Instructions for the task
Go through the material below and copy each line where the word "Undang" appears.

----------

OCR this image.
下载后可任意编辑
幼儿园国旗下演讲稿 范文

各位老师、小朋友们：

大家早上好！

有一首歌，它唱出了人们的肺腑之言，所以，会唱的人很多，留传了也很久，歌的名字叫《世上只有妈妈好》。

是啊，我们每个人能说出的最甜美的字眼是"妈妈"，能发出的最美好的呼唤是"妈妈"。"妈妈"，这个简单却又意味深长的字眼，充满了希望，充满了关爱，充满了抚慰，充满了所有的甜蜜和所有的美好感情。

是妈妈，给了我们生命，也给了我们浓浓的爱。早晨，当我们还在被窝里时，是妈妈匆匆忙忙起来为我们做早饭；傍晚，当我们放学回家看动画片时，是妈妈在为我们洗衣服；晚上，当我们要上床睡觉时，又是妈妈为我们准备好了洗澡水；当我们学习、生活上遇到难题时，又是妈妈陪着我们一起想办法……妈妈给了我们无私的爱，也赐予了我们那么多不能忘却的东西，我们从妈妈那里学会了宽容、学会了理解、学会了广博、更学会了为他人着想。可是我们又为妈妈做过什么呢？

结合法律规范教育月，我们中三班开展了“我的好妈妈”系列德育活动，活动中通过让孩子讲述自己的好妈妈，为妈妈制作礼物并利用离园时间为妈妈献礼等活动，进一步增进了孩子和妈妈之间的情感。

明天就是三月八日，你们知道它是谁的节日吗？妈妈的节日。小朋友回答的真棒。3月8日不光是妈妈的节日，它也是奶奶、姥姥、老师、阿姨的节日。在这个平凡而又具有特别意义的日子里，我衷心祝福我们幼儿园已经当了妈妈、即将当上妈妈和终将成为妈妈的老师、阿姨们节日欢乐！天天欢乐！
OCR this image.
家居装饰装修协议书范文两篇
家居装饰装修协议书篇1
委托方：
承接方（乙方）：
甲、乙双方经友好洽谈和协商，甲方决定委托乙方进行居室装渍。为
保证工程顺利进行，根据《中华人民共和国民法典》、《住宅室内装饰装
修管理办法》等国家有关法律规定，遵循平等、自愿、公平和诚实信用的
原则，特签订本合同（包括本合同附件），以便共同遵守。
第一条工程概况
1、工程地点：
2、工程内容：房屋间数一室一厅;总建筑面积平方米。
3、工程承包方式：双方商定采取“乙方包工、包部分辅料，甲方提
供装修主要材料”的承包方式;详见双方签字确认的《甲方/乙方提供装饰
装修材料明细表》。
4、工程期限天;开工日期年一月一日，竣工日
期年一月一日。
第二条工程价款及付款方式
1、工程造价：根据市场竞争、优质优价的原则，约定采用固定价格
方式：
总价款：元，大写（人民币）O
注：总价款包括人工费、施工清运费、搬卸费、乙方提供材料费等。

----------

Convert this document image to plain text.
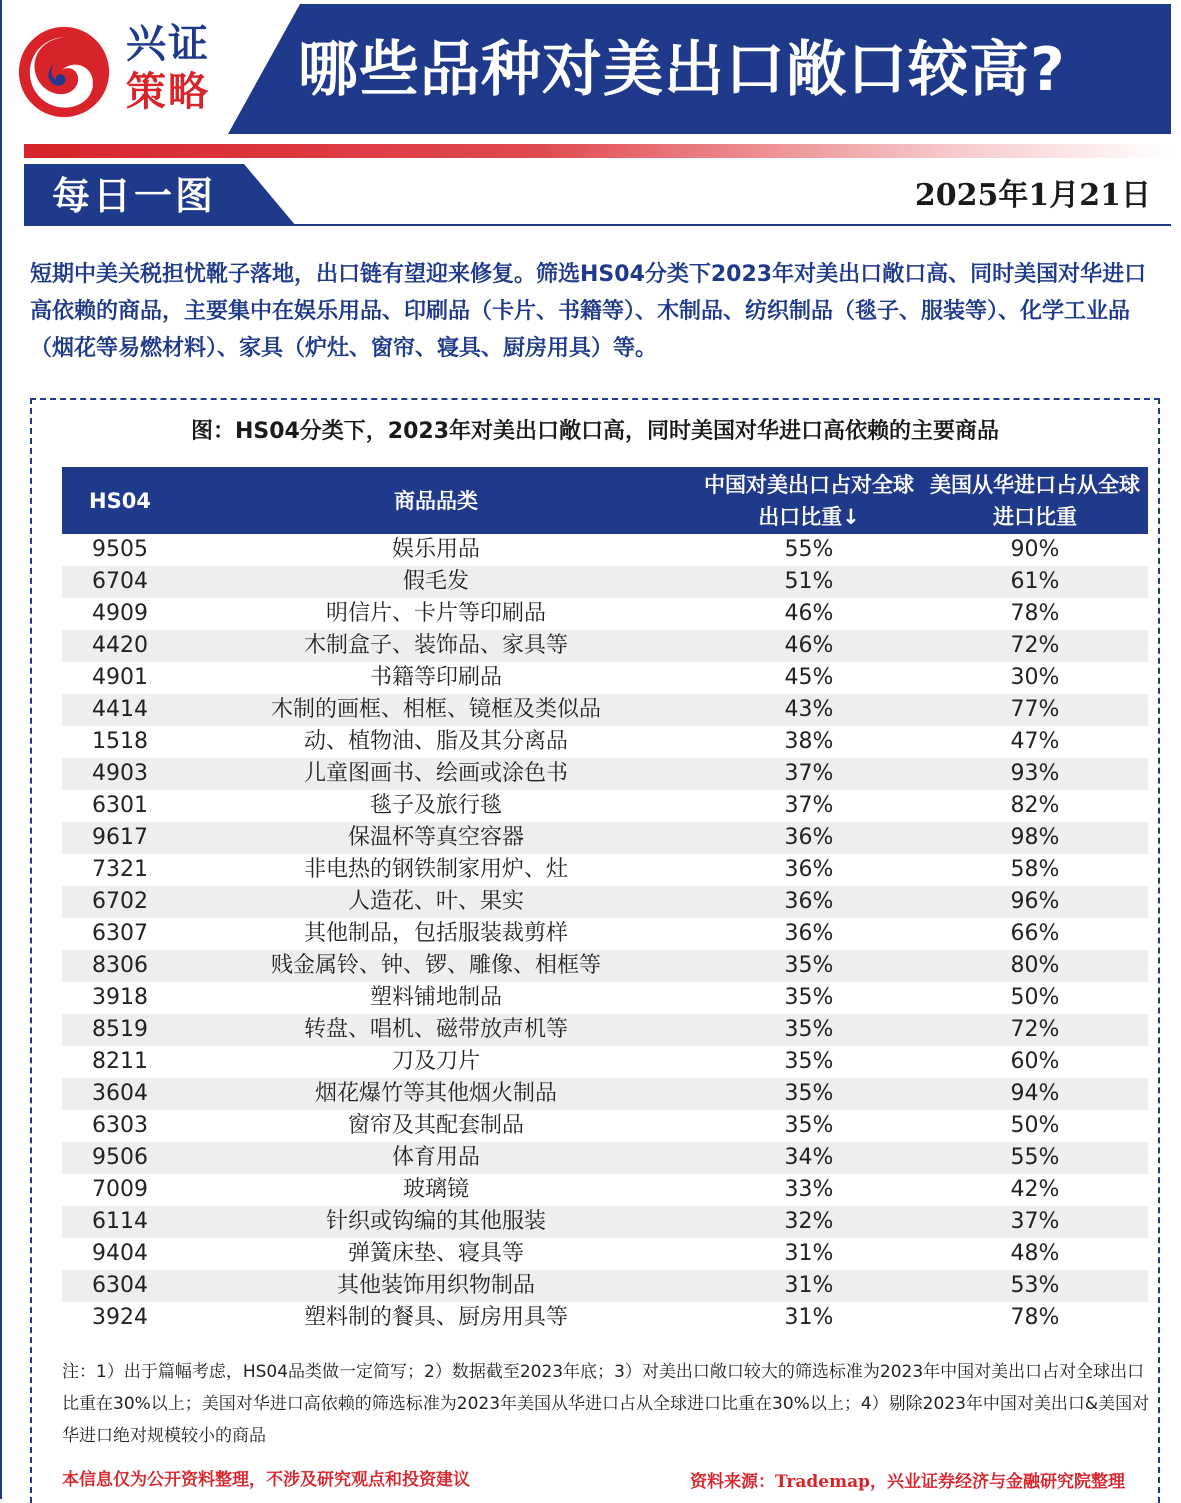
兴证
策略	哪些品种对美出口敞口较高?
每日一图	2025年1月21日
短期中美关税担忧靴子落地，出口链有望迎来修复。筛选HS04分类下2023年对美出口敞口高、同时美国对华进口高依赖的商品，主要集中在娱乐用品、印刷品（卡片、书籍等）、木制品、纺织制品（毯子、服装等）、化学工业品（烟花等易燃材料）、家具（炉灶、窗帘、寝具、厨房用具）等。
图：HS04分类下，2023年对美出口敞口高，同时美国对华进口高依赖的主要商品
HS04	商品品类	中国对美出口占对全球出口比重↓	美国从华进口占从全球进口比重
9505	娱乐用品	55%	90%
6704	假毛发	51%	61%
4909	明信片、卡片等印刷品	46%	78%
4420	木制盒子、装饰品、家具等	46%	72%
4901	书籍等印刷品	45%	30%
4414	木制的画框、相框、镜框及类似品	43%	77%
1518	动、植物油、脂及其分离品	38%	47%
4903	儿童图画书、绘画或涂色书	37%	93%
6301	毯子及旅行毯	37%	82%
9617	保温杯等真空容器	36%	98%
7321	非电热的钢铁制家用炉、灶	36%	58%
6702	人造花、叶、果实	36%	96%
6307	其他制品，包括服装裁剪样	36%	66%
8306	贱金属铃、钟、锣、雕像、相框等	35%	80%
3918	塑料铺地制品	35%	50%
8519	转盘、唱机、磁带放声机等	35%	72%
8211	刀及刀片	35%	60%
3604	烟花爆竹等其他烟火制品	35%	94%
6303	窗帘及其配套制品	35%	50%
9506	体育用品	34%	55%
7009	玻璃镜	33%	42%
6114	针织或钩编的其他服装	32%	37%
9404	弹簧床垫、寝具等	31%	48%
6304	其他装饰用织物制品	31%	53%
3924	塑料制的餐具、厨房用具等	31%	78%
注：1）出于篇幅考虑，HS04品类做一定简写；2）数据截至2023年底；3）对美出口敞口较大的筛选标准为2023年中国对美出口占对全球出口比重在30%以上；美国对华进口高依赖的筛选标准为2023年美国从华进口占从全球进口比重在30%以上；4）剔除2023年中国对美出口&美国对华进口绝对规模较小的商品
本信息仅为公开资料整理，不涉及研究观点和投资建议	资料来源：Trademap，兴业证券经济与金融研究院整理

----------

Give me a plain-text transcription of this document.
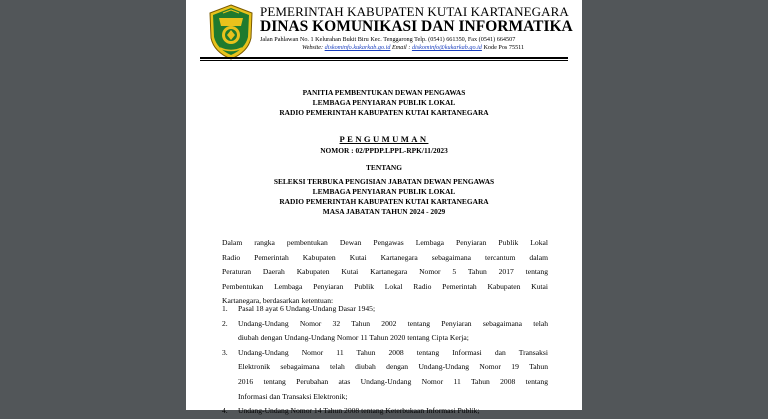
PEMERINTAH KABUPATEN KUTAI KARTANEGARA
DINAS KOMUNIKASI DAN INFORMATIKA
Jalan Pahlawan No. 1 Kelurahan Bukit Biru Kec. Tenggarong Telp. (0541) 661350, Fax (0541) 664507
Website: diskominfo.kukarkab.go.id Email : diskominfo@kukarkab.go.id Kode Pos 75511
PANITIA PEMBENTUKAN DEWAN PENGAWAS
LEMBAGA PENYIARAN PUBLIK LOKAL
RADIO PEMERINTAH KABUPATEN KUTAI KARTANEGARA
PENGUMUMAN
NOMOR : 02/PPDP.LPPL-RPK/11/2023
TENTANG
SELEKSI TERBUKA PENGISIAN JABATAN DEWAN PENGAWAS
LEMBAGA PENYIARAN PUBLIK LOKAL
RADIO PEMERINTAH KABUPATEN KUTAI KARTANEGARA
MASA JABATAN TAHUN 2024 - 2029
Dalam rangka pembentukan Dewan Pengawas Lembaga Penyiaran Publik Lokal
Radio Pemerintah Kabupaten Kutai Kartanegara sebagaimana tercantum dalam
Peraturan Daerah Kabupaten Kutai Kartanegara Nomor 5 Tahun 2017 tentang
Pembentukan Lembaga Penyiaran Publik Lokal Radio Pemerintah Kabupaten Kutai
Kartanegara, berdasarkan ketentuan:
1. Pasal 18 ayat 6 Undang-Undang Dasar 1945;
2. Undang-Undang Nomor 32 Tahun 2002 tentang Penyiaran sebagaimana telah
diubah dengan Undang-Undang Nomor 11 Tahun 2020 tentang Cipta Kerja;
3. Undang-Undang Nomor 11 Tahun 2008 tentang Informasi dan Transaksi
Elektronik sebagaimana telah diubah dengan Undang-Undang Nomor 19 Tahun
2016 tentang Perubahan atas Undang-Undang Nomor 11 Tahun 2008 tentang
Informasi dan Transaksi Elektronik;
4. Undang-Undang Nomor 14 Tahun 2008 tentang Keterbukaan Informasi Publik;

----------

Solution to the problem
1. Pasal 18 ayat 6 Undang-Undang Dasar 1945;
2. Undang-Undang Nomor 32 Tahun 2002 tentang Penyiaran sebagaimana telah
diubah dengan Undang-Undang Nomor 11 Tahun 2020 tentang Cipta Kerja;
3. Undang-Undang Nomor 11 Tahun 2008 tentang Informasi dan Transaksi
Elektronik sebagaimana telah diubah dengan Undang-Undang Nomor 19 Tahun
2016 tentang Perubahan atas Undang-Undang Nomor 11 Tahun 2008 tentang
4. Undang-Undang Nomor 14 Tahun 2008 tentang Keterbukaan Informasi Publik;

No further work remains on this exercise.